**WHAT YOU ARE ASKED TO DO:**
Type every record exactly as it appears.

[Dataset rows]
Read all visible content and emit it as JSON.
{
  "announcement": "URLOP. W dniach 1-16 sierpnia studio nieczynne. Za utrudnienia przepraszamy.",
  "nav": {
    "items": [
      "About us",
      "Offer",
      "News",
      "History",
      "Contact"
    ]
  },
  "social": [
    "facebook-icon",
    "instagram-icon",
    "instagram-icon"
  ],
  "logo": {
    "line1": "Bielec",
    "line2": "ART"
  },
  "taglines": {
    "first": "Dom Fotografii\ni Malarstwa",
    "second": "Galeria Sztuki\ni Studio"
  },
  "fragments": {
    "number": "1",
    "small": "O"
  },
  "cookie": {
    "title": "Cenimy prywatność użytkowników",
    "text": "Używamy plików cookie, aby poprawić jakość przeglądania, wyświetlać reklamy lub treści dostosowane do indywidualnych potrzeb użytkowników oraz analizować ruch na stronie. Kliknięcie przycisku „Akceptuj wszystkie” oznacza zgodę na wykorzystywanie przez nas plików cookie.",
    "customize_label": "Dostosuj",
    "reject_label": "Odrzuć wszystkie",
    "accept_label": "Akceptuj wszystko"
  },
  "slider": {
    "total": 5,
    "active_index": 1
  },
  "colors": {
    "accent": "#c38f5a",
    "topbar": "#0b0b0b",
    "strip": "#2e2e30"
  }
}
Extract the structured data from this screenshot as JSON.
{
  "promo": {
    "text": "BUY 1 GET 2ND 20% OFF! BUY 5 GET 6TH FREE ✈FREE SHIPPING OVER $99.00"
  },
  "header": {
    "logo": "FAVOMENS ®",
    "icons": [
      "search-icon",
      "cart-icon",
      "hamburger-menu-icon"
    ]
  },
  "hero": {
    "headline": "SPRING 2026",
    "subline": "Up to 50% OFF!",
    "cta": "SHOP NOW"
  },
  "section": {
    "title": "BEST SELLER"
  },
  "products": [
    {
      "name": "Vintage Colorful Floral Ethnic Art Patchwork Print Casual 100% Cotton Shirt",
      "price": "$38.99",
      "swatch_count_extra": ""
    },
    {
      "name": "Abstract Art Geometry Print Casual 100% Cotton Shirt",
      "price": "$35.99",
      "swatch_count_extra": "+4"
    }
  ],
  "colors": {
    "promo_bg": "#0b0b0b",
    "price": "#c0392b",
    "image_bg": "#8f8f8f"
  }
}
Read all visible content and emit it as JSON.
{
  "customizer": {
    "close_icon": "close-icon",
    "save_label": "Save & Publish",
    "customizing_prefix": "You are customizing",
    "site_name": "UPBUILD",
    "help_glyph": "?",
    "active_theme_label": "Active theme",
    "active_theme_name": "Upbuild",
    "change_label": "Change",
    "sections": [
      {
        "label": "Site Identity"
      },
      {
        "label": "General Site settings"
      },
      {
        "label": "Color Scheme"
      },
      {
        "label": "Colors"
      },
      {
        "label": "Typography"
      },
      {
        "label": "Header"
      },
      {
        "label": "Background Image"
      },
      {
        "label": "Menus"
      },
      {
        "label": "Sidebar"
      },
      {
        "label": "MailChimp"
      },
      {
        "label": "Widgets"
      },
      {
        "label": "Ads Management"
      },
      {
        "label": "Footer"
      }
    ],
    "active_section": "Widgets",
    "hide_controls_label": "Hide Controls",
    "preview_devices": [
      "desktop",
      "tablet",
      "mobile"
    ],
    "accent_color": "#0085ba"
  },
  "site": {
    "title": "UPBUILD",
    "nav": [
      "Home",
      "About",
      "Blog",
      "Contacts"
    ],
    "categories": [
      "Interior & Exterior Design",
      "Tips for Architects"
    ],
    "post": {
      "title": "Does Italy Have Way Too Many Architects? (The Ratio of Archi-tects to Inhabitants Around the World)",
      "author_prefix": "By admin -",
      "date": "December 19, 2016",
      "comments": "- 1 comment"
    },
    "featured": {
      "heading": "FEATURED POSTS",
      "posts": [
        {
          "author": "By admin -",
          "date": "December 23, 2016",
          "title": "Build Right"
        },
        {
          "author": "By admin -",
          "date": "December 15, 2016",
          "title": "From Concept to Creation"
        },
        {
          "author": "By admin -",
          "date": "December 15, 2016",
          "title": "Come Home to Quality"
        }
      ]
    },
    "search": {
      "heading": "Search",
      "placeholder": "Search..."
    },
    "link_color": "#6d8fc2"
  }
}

**COMPLETED EXERCISE:**
Read all visible content and emit it as JSON.
{
  "announcement": "URLOP. W dniach 1-16 sierpnia studio nieczynne. Za utrudnienia przepraszamy.",
  "nav": {
    "items": [
      "About us",
      "Offer",
      "News",
      "History",
      "Contact"
    ]
  },
  "social": [
    "facebook-icon",
    "instagram-icon",
    "instagram-icon"
  ],
  "logo": {
    "line1": "Bielec",
    "line2": "ART"
  },
  "taglines": {
    "first": "Dom Fotografii\ni Malarstwa",
    "second": "Galeria Sztuki\ni Studio"
  },
  "fragments": {
    "number": "1",
    "small": "O"
  },
  "cookie": {
    "title": "Cenimy prywatność użytkowników",
    "text": "Używamy plików cookie, aby poprawić jakość przeglądania, wyświetlać reklamy lub treści dostosowane do indywidualnych potrzeb użytkowników oraz analizować ruch na stronie. Kliknięcie przycisku „Akceptuj wszystkie” oznacza zgodę na wykorzystywanie przez nas plików cookie.",
    "customize_label": "Dostosuj",
    "reject_label": "Odrzuć wszystkie",
    "accept_label": "Akceptuj wszystko"
  },
  "slider": {
    "total": 5,
    "active_index": 1
  },
  "colors": {
    "accent": "#c38f5a",
    "topbar": "#0b0b0b",
    "strip": "#2e2e30"
  }
}
Extract the structured data from this screenshot as JSON.
{
  "promo": {
    "text": "BUY 1 GET 2ND 20% OFF! BUY 5 GET 6TH FREE ✈FREE SHIPPING OVER $99.00"
  },
  "header": {
    "logo": "FAVOMENS ®",
    "icons": [
      "search-icon",
      "cart-icon",
      "hamburger-menu-icon"
    ]
  },
  "hero": {
    "headline": "SPRING 2026",
    "subline": "Up to 50% OFF!",
    "cta": "SHOP NOW"
  },
  "section": {
    "title": "BEST SELLER"
  },
  "products": [
    {
      "name": "Vintage Colorful Floral Ethnic Art Patchwork Print Casual 100% Cotton Shirt",
      "price": "$38.99",
      "swatch_count_extra": ""
    },
    {
      "name": "Abstract Art Geometry Print Casual 100% Cotton Shirt",
      "price": "$35.99",
      "swatch_count_extra": "+4"
    }
  ],
  "colors": {
    "promo_bg": "#0b0b0b",
    "price": "#c0392b",
    "image_bg": "#8f8f8f"
  }
}
Read all visible content and emit it as JSON.
{
  "customizer": {
    "close_icon": "close-icon",
    "save_label": "Save & Publish",
    "customizing_prefix": "You are customizing",
    "site_name": "UPBUILD",
    "help_glyph": "?",
    "active_theme_label": "Active theme",
    "active_theme_name": "Upbuild",
    "change_label": "Change",
    "sections": [
      {
        "label": "Site Identity"
      },
      {
        "label": "General Site settings"
      },
      {
        "label": "Color Scheme"
      },
      {
        "label": "Colors"
      },
      {
        "label": "Typography"
      },
      {
        "label": "Header"
      },
      {
        "label": "Background Image"
      },
      {
        "label": "Menus"
      },
      {
        "label": "Sidebar"
      },
      {
        "label": "MailChimp"
      },
      {
        "label": "Widgets"
      },
      {
        "label": "Ads Management"
      },
      {
        "label": "Footer"
      }
    ],
    "active_section": "Widgets",
    "hide_controls_label": "Hide Controls",
    "preview_devices": [
      "desktop",
      "tablet",
      "mobile"
    ],
    "accent_color": "#0085ba"
  },
  "site": {
    "title": "UPBUILD",
    "nav": [
      "Home",
      "About",
      "Blog",
      "Contacts"
    ],
    "categories": [
      "Interior & Exterior Design",
      "Tips for Architects"
    ],
    "post": {
      "title": "Does Italy Have Way Too Many Architects? (The Ratio of Archi-tects to Inhabitants Around the World)",
      "author_prefix": "By admin -",
      "date": "December 19, 2016",
      "comments": "- 1 comment"
    },
    "featured": {
      "heading": "FEATURED POSTS",
      "posts": [
        {
          "author": "By admin -",
          "date": "December 23, 2016",
          "title": "Build Right"
        },
        {
          "author": "By admin -",
          "date": "December 15, 2016",
          "title": "From Concept to Creation"
        },
        {
          "author": "By admin -",
          "date": "December 15, 2016",
          "title": "Come Home to Quality"
        }
      ]
    },
    "search": {
      "heading": "Search",
      "placeholder": "Search..."
    },
    "link_color": "#6d8fc2"
  }
}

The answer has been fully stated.